● WORK REQUIRED:
Extract all of the entries and set them down verbatim.

(Extracted data entries)

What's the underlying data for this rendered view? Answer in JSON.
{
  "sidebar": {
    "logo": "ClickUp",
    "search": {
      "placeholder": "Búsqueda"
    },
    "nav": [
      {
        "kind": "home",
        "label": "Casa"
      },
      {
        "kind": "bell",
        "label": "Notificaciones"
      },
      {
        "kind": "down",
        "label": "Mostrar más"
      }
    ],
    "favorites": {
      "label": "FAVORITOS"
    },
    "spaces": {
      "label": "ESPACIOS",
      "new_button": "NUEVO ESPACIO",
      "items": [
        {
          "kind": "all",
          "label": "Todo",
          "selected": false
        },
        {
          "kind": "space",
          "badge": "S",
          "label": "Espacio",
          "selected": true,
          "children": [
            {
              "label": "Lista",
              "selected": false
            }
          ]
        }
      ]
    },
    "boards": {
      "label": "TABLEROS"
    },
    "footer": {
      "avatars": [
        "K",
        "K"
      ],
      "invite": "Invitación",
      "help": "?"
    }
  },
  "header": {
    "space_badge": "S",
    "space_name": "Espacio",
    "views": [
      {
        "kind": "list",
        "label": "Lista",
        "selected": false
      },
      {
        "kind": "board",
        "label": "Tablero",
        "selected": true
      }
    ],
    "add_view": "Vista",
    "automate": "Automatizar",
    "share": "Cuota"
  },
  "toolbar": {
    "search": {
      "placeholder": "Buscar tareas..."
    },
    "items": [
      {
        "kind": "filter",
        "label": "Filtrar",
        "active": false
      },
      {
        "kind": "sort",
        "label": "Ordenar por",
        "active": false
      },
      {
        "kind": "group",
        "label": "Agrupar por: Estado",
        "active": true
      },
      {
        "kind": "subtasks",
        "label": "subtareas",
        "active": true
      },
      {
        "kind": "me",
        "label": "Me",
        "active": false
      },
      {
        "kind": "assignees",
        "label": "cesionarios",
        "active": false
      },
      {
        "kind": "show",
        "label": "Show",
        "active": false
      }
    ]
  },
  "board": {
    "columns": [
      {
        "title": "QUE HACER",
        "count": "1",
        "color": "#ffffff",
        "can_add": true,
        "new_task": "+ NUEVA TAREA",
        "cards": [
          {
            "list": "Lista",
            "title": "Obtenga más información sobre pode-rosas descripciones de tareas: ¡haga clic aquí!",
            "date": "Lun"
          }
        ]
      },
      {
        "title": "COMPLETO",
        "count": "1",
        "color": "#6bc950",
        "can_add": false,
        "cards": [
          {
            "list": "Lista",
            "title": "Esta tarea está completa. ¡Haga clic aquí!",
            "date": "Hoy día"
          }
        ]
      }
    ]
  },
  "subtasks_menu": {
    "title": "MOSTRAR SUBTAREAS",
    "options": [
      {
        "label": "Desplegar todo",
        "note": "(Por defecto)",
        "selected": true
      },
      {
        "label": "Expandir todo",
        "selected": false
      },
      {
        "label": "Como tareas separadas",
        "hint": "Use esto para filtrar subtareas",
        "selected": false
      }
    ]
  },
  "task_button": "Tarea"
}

● WORKED ANSWER:
What's the underlying data for this rendered view? Answer in JSON.
{
  "sidebar": {
    "logo": "ClickUp",
    "search": {
      "placeholder": "Búsqueda"
    },
    "nav": [
      {
        "kind": "home",
        "label": "Casa"
      },
      {
        "kind": "bell",
        "label": "Notificaciones"
      },
      {
        "kind": "down",
        "label": "Mostrar más"
      }
    ],
    "favorites": {
      "label": "FAVORITOS"
    },
    "spaces": {
      "label": "ESPACIOS",
      "new_button": "NUEVO ESPACIO",
      "items": [
        {
          "kind": "all",
          "label": "Todo",
          "selected": false
        },
        {
          "kind": "space",
          "badge": "S",
          "label": "Espacio",
          "selected": true,
          "children": [
            {
              "label": "Lista",
              "selected": false
            }
          ]
        }
      ]
    },
    "boards": {
      "label": "TABLEROS"
    },
    "footer": {
      "avatars": [
        "K",
        "K"
      ],
      "invite": "Invitación",
      "help": "?"
    }
  },
  "header": {
    "space_badge": "S",
    "space_name": "Espacio",
    "views": [
      {
        "kind": "list",
        "label": "Lista",
        "selected": false
      },
      {
        "kind": "board",
        "label": "Tablero",
        "selected": true
      }
    ],
    "add_view": "Vista",
    "automate": "Automatizar",
    "share": "Cuota"
  },
  "toolbar": {
    "search": {
      "placeholder": "Buscar tareas..."
    },
    "items": [
      {
        "kind": "filter",
        "label": "Filtrar",
        "active": false
      },
      {
        "kind": "sort",
        "label": "Ordenar por",
        "active": false
      },
      {
        "kind": "group",
        "label": "Agrupar por: Estado",
        "active": true
      },
      {
        "kind": "subtasks",
        "label": "subtareas",
        "active": true
      },
      {
        "kind": "me",
        "label": "Me",
        "active": false
      },
      {
        "kind": "assignees",
        "label": "cesionarios",
        "active": false
      },
      {
        "kind": "show",
        "label": "Show",
        "active": false
      }
    ]
  },
  "board": {
    "columns": [
      {
        "title": "QUE HACER",
        "count": "1",
        "color": "#ffffff",
        "can_add": true,
        "new_task": "+ NUEVA TAREA",
        "cards": [
          {
            "list": "Lista",
            "title": "Obtenga más información sobre pode-rosas descripciones de tareas: ¡haga clic aquí!",
            "date": "Lun"
          }
        ]
      },
      {
        "title": "COMPLETO",
        "count": "1",
        "color": "#6bc950",
        "can_add": false,
        "cards": [
          {
            "list": "Lista",
            "title": "Esta tarea está completa. ¡Haga clic aquí!",
            "date": "Hoy día"
          }
        ]
      }
    ]
  },
  "subtasks_menu": {
    "title": "MOSTRAR SUBTAREAS",
    "options": [
      {
        "label": "Desplegar todo",
        "note": "(Por defecto)",
        "selected": true
      },
      {
        "label": "Expandir todo",
        "selected": false
      },
      {
        "label": "Como tareas separadas",
        "hint": "Use esto para filtrar subtareas",
        "selected": false
      }
    ]
  },
  "task_button": "Tarea"
}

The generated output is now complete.